_AIM OF THE EXERCISE_
Leave out the pictures and copy every record exactly.

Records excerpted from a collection

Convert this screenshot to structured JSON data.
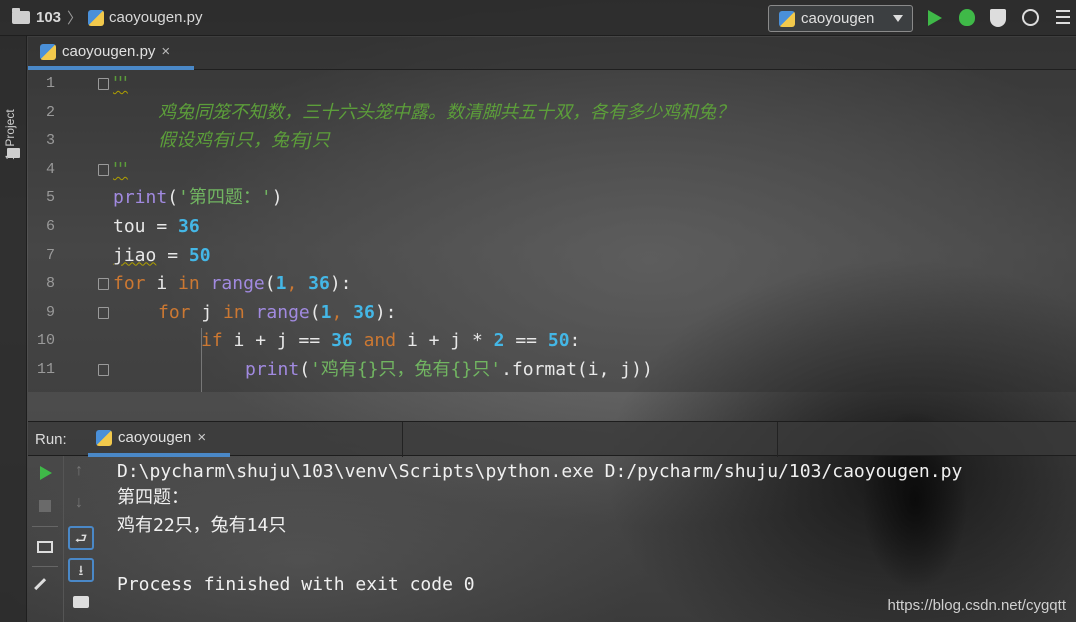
{
  "navbar": {
    "folder": "103",
    "file": "caoyougen.py",
    "run_config": "caoyougen"
  },
  "left_strip": {
    "project_tab": "1: Project"
  },
  "editor_tab": {
    "label": "caoyougen.py",
    "close": "×"
  },
  "editor": {
    "line_numbers": [
      "1",
      "2",
      "3",
      "4",
      "5",
      "6",
      "7",
      "8",
      "9",
      "10",
      "11"
    ],
    "doc_open": "'''",
    "doc_line1": "鸡兔同笼不知数，三十六头笼中露。数清脚共五十双，各有多少鸡和兔？",
    "doc_line2": "假设鸡有i只，兔有j只",
    "doc_close": "'''",
    "l5": {
      "fn": "print",
      "p1": "(",
      "str": "'第四题：'",
      "p2": ")"
    },
    "l6": {
      "var": "tou",
      "op": " = ",
      "num": "36"
    },
    "l7": {
      "var": "jiao",
      "op": " = ",
      "num": "50"
    },
    "l8": {
      "kw1": "for",
      "v": " i ",
      "kw2": "in",
      "sp": " ",
      "fn": "range",
      "p1": "(",
      "n1": "1",
      "c": ", ",
      "n2": "36",
      "p2": "):"
    },
    "l9": {
      "kw1": "for",
      "v": " j ",
      "kw2": "in",
      "sp": " ",
      "fn": "range",
      "p1": "(",
      "n1": "1",
      "c": ", ",
      "n2": "36",
      "p2": "):"
    },
    "l10": {
      "kw1": "if",
      "a": " i + j == ",
      "n1": "36",
      "sp": " ",
      "kw2": "and",
      "b": " i + j * ",
      "n2": "2",
      "c": " == ",
      "n3": "50",
      "d": ":"
    },
    "l11": {
      "fn": "print",
      "p1": "(",
      "str": "'鸡有{}只，兔有{}只'",
      "m": ".format(i, j))"
    }
  },
  "run_panel": {
    "label": "Run:",
    "tab": "caoyougen",
    "close": "×",
    "tools": {
      "up": "↑",
      "down": "↓",
      "wrap": "⮐",
      "scroll": "⭳"
    }
  },
  "console": {
    "lines": [
      "D:\\pycharm\\shuju\\103\\venv\\Scripts\\python.exe D:/pycharm/shuju/103/caoyougen.py",
      "第四题：",
      "鸡有22只，兔有14只",
      "",
      "Process finished with exit code 0"
    ]
  },
  "watermark": "https://blog.csdn.net/cygqtt"
}
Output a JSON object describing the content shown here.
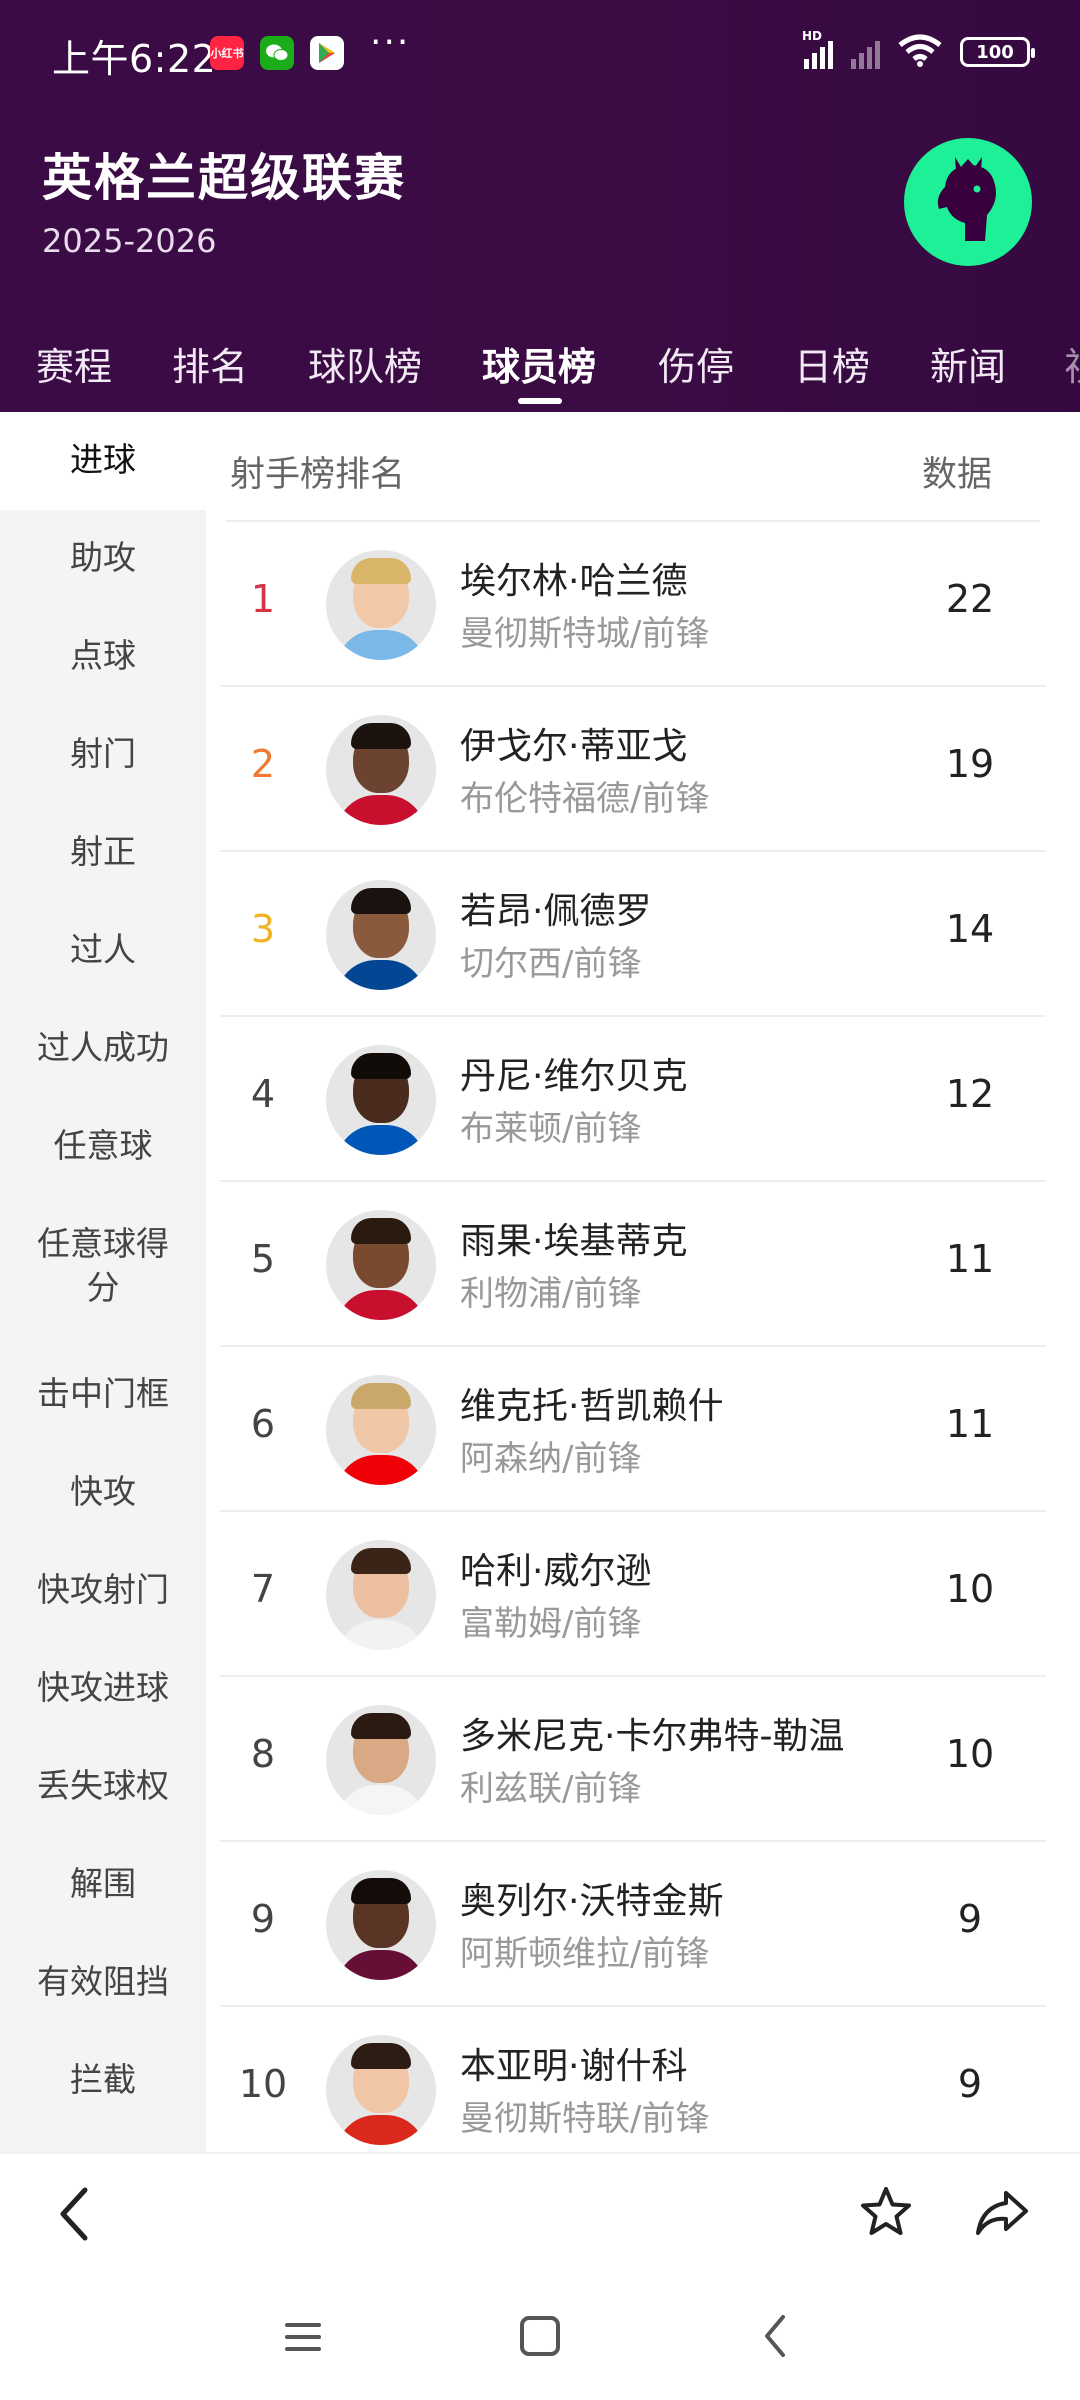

_TASK SOLUTION_
Convert this screenshot to structured JSON data.
{
  "navbar": {
    "folder": "103",
    "file": "caoyougen.py",
    "run_config": "caoyougen"
  },
  "left_strip": {
    "project_tab": "1: Project"
  },
  "editor_tab": {
    "label": "caoyougen.py",
    "close": "×"
  },
  "editor": {
    "line_numbers": [
      "1",
      "2",
      "3",
      "4",
      "5",
      "6",
      "7",
      "8",
      "9",
      "10",
      "11"
    ],
    "doc_open": "'''",
    "doc_line1": "鸡兔同笼不知数，三十六头笼中露。数清脚共五十双，各有多少鸡和兔？",
    "doc_line2": "假设鸡有i只，兔有j只",
    "doc_close": "'''",
    "l5": {
      "fn": "print",
      "p1": "(",
      "str": "'第四题：'",
      "p2": ")"
    },
    "l6": {
      "var": "tou",
      "op": " = ",
      "num": "36"
    },
    "l7": {
      "var": "jiao",
      "op": " = ",
      "num": "50"
    },
    "l8": {
      "kw1": "for",
      "v": " i ",
      "kw2": "in",
      "sp": " ",
      "fn": "range",
      "p1": "(",
      "n1": "1",
      "c": ", ",
      "n2": "36",
      "p2": "):"
    },
    "l9": {
      "kw1": "for",
      "v": " j ",
      "kw2": "in",
      "sp": " ",
      "fn": "range",
      "p1": "(",
      "n1": "1",
      "c": ", ",
      "n2": "36",
      "p2": "):"
    },
    "l10": {
      "kw1": "if",
      "a": " i + j == ",
      "n1": "36",
      "sp": " ",
      "kw2": "and",
      "b": " i + j * ",
      "n2": "2",
      "c": " == ",
      "n3": "50",
      "d": ":"
    },
    "l11": {
      "fn": "print",
      "p1": "(",
      "str": "'鸡有{}只，兔有{}只'",
      "m": ".format(i, j))"
    }
  },
  "run_panel": {
    "label": "Run:",
    "tab": "caoyougen",
    "close": "×",
    "tools": {
      "up": "↑",
      "down": "↓",
      "wrap": "⮐",
      "scroll": "⭳"
    }
  },
  "console": {
    "lines": [
      "D:\\pycharm\\shuju\\103\\venv\\Scripts\\python.exe D:/pycharm/shuju/103/caoyougen.py",
      "第四题：",
      "鸡有22只，兔有14只",
      "",
      "Process finished with exit code 0"
    ]
  },
  "watermark": "https://blog.csdn.net/cygqtt"
}
Output a JSON object describing the content shown here.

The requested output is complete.